[Begin Records for processing]
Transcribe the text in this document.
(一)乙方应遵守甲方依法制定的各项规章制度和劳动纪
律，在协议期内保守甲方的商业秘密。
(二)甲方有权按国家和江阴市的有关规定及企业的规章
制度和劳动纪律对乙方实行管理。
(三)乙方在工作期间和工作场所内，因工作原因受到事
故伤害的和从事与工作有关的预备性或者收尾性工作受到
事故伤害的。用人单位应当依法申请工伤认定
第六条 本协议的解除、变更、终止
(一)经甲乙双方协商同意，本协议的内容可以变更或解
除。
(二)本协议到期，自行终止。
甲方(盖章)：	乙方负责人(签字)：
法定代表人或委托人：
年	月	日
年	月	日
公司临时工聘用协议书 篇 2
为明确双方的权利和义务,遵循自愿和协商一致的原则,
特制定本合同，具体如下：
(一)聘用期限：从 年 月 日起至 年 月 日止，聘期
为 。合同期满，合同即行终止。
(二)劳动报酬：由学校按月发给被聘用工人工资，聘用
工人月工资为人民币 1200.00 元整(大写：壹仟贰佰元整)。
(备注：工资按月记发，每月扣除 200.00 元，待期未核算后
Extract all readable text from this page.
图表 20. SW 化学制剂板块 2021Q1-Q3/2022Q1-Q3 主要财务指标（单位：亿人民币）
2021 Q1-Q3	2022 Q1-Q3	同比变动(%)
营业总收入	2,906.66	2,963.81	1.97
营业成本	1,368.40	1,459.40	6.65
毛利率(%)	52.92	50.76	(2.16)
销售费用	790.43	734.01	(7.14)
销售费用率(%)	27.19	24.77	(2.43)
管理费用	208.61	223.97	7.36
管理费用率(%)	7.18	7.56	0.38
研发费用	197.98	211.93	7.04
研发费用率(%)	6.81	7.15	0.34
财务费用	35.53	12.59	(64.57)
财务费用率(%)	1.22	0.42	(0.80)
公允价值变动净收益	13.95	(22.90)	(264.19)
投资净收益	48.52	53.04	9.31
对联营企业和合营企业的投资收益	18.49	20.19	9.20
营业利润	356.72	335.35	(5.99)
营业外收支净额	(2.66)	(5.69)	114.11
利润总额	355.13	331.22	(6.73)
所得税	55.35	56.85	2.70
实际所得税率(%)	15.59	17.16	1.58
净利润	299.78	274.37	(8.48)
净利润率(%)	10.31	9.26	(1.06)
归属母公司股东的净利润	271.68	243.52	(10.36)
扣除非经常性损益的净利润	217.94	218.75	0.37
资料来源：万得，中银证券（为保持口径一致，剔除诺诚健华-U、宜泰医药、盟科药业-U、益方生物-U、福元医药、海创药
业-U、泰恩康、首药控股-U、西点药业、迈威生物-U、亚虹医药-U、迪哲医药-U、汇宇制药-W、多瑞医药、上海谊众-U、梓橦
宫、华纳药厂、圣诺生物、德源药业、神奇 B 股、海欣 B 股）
[End Records for processing]
[Problem requirements]: Go through the listing above and list every line that has the word "this".

[Problem solution]:
Transcribe the text in this document.
Extract all readable text from this page.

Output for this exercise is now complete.